» **Written instruction**: Repeat the rows starting at the line containing "For every button, label, input, icon, or" and ending after the line containing "wind-barb [376, 458, 387, 473]", both included.

» **Bounding box entries**:
[Begin]

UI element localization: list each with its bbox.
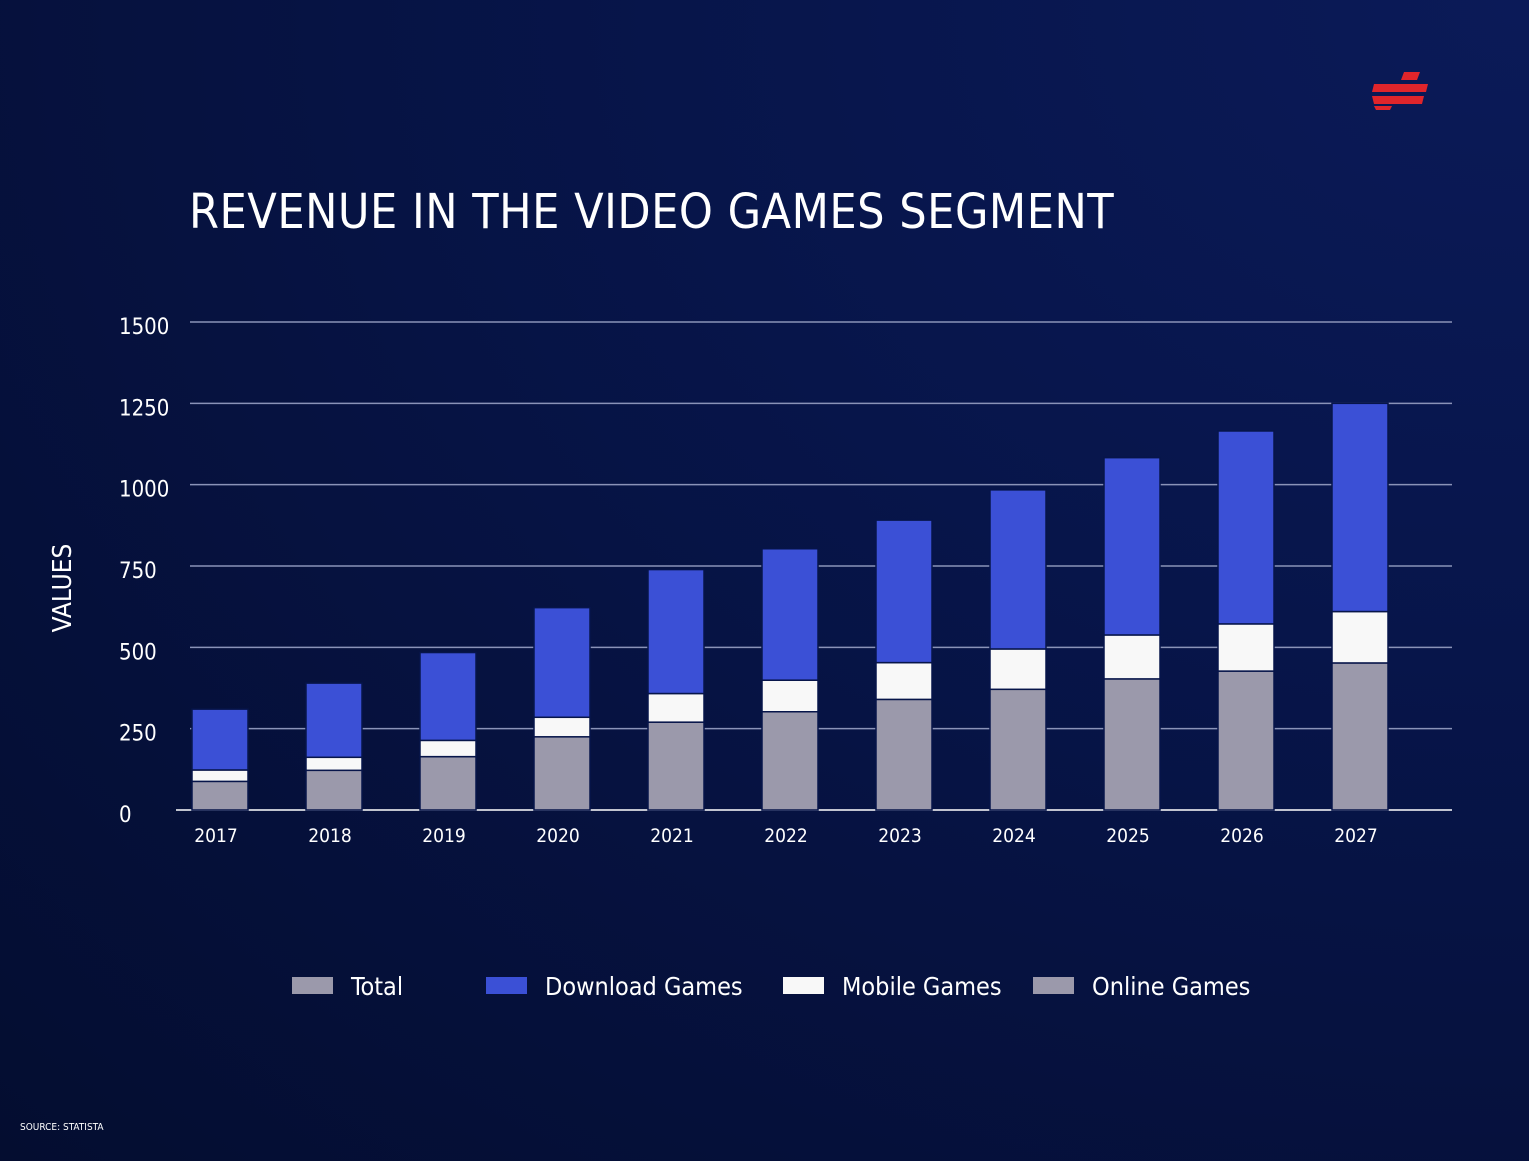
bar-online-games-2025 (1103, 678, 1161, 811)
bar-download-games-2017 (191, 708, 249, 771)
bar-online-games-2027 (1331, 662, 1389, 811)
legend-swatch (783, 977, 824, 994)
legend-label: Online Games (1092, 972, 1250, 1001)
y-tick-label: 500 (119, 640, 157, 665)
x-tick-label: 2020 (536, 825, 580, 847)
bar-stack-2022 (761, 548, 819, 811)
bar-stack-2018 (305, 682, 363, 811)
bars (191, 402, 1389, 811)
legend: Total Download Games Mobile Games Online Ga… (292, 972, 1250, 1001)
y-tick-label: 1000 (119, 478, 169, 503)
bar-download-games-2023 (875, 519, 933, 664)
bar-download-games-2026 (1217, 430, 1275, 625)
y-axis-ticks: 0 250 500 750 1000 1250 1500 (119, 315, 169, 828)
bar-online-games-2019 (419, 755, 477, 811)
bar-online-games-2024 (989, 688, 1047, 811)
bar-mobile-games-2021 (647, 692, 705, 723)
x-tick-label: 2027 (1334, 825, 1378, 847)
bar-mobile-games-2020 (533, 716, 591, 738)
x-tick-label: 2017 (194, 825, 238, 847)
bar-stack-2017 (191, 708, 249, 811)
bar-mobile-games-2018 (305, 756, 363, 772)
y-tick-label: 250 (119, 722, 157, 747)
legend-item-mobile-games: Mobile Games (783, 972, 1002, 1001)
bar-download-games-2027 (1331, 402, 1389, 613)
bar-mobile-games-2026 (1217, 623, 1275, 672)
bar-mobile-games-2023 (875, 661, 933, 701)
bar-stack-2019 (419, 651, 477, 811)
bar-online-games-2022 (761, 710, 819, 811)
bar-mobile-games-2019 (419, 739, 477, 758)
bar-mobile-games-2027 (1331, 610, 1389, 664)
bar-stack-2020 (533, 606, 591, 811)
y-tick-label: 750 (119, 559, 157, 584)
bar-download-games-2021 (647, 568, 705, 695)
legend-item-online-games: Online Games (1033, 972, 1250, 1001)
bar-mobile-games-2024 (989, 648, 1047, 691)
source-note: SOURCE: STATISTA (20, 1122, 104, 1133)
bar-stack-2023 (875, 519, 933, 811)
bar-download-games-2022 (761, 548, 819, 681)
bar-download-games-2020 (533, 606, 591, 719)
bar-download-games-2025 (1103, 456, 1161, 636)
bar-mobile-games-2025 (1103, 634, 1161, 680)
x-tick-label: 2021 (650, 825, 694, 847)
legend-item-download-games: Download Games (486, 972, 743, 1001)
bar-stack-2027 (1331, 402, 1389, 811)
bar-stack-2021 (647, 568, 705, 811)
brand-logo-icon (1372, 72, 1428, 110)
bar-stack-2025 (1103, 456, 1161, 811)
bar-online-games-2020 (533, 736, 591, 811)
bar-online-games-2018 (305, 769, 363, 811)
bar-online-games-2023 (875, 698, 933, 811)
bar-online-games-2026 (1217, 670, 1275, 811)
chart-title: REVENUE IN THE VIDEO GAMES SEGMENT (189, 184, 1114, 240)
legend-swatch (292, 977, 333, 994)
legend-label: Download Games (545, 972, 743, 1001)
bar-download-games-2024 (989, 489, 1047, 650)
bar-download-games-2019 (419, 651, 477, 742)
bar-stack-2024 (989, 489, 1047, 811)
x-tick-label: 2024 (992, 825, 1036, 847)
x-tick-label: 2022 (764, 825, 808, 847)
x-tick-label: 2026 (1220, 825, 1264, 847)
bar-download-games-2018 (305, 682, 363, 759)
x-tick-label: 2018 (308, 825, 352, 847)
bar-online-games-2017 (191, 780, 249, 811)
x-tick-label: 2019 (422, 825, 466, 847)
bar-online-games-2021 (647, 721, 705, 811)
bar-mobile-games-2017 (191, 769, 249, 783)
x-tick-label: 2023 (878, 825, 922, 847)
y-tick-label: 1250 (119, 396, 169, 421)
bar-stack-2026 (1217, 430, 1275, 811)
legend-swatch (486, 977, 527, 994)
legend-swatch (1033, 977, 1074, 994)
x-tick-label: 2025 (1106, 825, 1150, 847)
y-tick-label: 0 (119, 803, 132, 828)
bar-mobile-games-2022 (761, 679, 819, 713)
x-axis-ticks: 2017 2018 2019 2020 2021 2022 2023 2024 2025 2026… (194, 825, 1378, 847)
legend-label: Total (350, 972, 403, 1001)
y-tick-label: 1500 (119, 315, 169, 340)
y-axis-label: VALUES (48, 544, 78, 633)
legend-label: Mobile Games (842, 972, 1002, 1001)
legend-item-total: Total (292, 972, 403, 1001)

[End]
[Begin]

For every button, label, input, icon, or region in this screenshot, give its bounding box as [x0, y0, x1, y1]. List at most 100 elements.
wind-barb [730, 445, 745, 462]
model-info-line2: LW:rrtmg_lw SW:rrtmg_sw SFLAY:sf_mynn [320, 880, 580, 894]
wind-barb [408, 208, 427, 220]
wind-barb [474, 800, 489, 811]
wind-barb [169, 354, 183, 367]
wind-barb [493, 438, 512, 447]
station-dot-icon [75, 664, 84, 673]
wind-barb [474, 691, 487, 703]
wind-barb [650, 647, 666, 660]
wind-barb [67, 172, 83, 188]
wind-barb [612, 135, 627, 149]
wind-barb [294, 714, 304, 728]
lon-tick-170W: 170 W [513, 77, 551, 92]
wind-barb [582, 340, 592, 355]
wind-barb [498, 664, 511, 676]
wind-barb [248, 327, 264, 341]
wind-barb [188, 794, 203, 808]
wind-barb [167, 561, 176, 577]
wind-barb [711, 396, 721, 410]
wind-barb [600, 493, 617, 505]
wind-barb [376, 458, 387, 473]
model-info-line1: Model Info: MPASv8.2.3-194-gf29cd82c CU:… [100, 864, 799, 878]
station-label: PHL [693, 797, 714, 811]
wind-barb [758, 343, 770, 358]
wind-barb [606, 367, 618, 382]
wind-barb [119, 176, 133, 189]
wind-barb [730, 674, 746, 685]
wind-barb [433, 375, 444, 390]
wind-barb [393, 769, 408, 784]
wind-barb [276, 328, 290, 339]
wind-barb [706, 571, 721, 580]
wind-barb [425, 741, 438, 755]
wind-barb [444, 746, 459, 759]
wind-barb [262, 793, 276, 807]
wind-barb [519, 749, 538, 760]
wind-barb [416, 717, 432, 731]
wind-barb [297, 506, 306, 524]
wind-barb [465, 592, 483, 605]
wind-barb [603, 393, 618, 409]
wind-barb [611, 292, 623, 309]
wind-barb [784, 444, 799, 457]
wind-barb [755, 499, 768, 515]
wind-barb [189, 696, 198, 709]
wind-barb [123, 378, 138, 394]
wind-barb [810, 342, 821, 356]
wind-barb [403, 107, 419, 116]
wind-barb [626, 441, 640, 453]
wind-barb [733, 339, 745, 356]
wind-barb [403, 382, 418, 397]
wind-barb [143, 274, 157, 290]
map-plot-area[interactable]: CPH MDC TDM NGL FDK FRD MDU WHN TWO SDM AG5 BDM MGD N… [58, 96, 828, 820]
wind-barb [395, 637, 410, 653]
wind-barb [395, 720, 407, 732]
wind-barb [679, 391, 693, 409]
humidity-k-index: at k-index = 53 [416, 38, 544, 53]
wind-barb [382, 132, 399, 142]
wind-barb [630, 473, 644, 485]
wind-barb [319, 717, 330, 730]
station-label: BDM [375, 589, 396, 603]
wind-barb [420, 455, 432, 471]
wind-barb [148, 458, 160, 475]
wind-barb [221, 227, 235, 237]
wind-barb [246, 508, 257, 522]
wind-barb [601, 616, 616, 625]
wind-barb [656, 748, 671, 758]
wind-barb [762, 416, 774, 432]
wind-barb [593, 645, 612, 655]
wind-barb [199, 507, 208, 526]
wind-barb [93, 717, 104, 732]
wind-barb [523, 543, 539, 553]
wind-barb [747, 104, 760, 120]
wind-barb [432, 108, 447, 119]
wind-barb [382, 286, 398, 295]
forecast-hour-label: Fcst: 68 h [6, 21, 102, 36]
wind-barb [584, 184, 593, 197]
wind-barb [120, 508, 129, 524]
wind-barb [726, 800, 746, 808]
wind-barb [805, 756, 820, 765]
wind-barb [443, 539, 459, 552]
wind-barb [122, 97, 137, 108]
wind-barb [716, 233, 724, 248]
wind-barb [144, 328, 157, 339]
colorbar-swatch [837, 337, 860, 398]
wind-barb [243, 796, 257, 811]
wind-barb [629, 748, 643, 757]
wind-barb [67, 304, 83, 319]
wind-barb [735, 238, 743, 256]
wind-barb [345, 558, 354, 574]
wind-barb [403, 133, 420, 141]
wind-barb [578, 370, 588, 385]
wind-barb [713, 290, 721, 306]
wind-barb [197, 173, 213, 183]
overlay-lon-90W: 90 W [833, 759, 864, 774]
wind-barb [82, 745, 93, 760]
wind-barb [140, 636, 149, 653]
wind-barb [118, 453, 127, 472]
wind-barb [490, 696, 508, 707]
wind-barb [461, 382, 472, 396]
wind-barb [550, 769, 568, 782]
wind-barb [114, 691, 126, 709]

[End]

» **Reply to the exercise**:
For every button, label, input, icon, or region in this screenshot, give its bounding box as [x0, y0, x1, y1]. List at most 100 elements.
wind-barb [730, 445, 745, 462]
model-info-line2: LW:rrtmg_lw SW:rrtmg_sw SFLAY:sf_mynn [320, 880, 580, 894]
wind-barb [408, 208, 427, 220]
wind-barb [474, 800, 489, 811]
wind-barb [169, 354, 183, 367]
wind-barb [493, 438, 512, 447]
station-dot-icon [75, 664, 84, 673]
wind-barb [474, 691, 487, 703]
wind-barb [650, 647, 666, 660]
wind-barb [67, 172, 83, 188]
wind-barb [612, 135, 627, 149]
wind-barb [294, 714, 304, 728]
lon-tick-170W: 170 W [513, 77, 551, 92]
wind-barb [582, 340, 592, 355]
wind-barb [498, 664, 511, 676]
wind-barb [248, 327, 264, 341]
wind-barb [188, 794, 203, 808]
wind-barb [167, 561, 176, 577]
wind-barb [711, 396, 721, 410]
wind-barb [600, 493, 617, 505]
wind-barb [376, 458, 387, 473]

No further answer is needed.